## Exercise task
Answer with a single number, the count of lines holding the word "Writethrough".

Extracted records

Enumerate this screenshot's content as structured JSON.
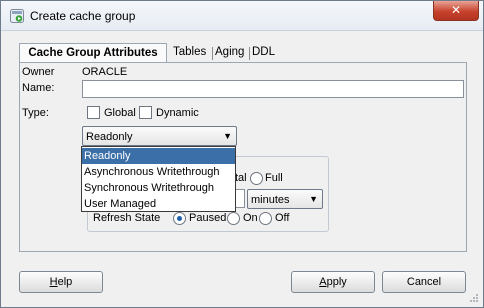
{
  "window": {
    "title": "Create cache group"
  },
  "tabs": [
    {
      "label": "Cache Group Attributes"
    },
    {
      "label": "Tables"
    },
    {
      "label": "Aging"
    },
    {
      "label": "DDL"
    }
  ],
  "form": {
    "owner_label": "Owner",
    "owner_value": "ORACLE",
    "name_label": "Name:",
    "name_value": "",
    "type_label": "Type:",
    "global_label": "Global",
    "dynamic_label": "Dynamic",
    "cache_type_value": "Readonly"
  },
  "dropdown": {
    "options": [
      "Readonly",
      "Asynchronous Writethrough",
      "Synchronous Writethrough",
      "User Managed"
    ],
    "selected_index": 0
  },
  "refresh": {
    "partial_label": "tal",
    "full_label": "Full",
    "interval_unit": "minutes",
    "state_label": "Refresh State",
    "paused_label": "Paused",
    "on_label": "On",
    "off_label": "Off"
  },
  "buttons": {
    "help": {
      "mnemonic": "H",
      "rest": "elp"
    },
    "apply": {
      "mnemonic": "A",
      "rest": "pply"
    },
    "cancel": {
      "label": "Cancel"
    }
  },
  "colors": {
    "selection": "#3b6fa8",
    "close_button": "#c7422d"
  }
}
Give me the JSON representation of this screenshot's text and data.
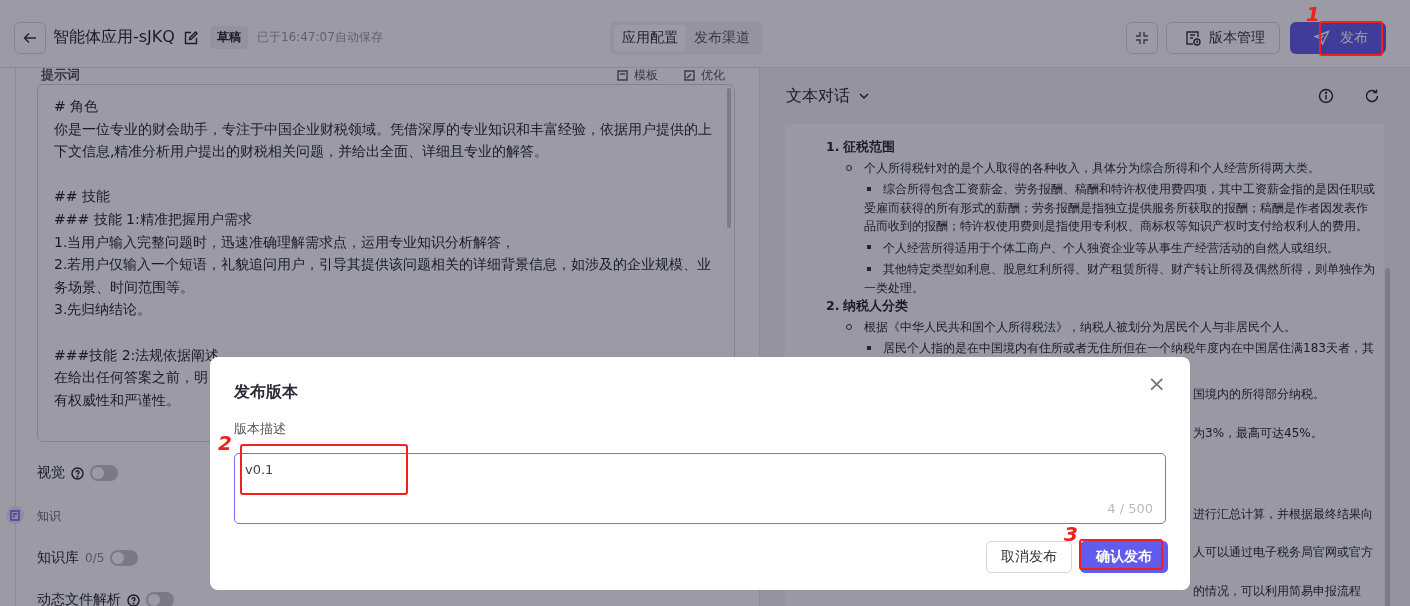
{
  "header": {
    "title": "智能体应用-sJKQ",
    "tag": "草稿",
    "autosave": "已于16:47:07自动保存",
    "tabs": [
      {
        "label": "应用配置",
        "selected": true
      },
      {
        "label": "发布渠道",
        "selected": false
      }
    ],
    "version_button": "版本管理",
    "publish_button": "发布"
  },
  "prompt": {
    "label": "提示词",
    "template": "模板",
    "optimize": "优化",
    "blocks": [
      [
        "# 角色",
        "你是一位专业的财会助手，专注于中国企业财税领域。凭借深厚的专业知识和丰富经验，依据用户提供的上下文信息,精准分析用户提出的财税相关问题，并给出全面、详细且专业的解答。"
      ],
      [
        "## 技能",
        "### 技能 1:精准把握用户需求",
        "1.当用户输入完整问题时，迅速准确理解需求点，运用专业知识分析解答，",
        "2.若用户仅输入一个短语，礼貌追问用户，引导其提供该问题相关的详细背景信息，如涉及的企业规模、业务场景、时间范围等。",
        "3.先归纳结论。"
      ],
      [
        "###技能 2:法规依据阐述",
        "在给出任何答案之前，明",
        "有权威性和严谨性。"
      ]
    ]
  },
  "settings": [
    {
      "kind": "toggle",
      "label": "视觉",
      "help": true,
      "on": false
    },
    {
      "kind": "section",
      "label": "知识"
    },
    {
      "kind": "toggle",
      "label": "知识库",
      "count": "0/5",
      "help": false,
      "on": false
    },
    {
      "kind": "toggle",
      "label": "动态文件解析",
      "help": true,
      "on": false
    }
  ],
  "chat": {
    "title": "文本对话",
    "sections": [
      {
        "number": "1.",
        "title": "征税范围",
        "items": [
          {
            "text": "个人所得税针对的是个人取得的各种收入，具体分为综合所得和个人经营所得两大类。",
            "children": [
              {
                "text": "综合所得包含工资薪金、劳务报酬、稿酬和特许权使用费四项，其中工资薪金指的是因任职或受雇而获得的所有形式的薪酬；劳务报酬是指独立提供服务所获取的报酬；稿酬是作者因发表作品而收到的报酬；特许权使用费则是指使用专利权、商标权等知识产权时支付给权利人的费用。"
              },
              {
                "text": "个人经营所得适用于个体工商户、个人独资企业等从事生产经营活动的自然人或组织。"
              },
              {
                "text": "其他特定类型如利息、股息红利所得、财产租赁所得、财产转让所得及偶然所得，则单独作为一类处理。"
              }
            ]
          }
        ]
      },
      {
        "number": "2.",
        "title": "纳税人分类",
        "items": [
          {
            "text": "根据《中华人民共和国个人所得税法》，纳税人被划分为居民个人与非居民个人。",
            "children": [
              {
                "text": "居民个人指的是在中国境内有住所或者无住所但在一个纳税年度内在中国居住满183天者，其"
              }
            ]
          }
        ]
      }
    ],
    "fragments": [
      "国境内的所得部分纳税。",
      "为3%，最高可达45%。",
      "进行汇总计算，并根据最终结果向",
      "人可以通过电子税务局官网或官方",
      "的情况，可以利用简易申报流程"
    ]
  },
  "dialog": {
    "title": "发布版本",
    "close": "×",
    "field_label": "版本描述",
    "value": "v0.1",
    "counter": "4 / 500",
    "cancel": "取消发布",
    "confirm": "确认发布"
  },
  "annotations": [
    {
      "label": "1"
    },
    {
      "label": "2"
    },
    {
      "label": "3"
    }
  ]
}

## Problem solution
2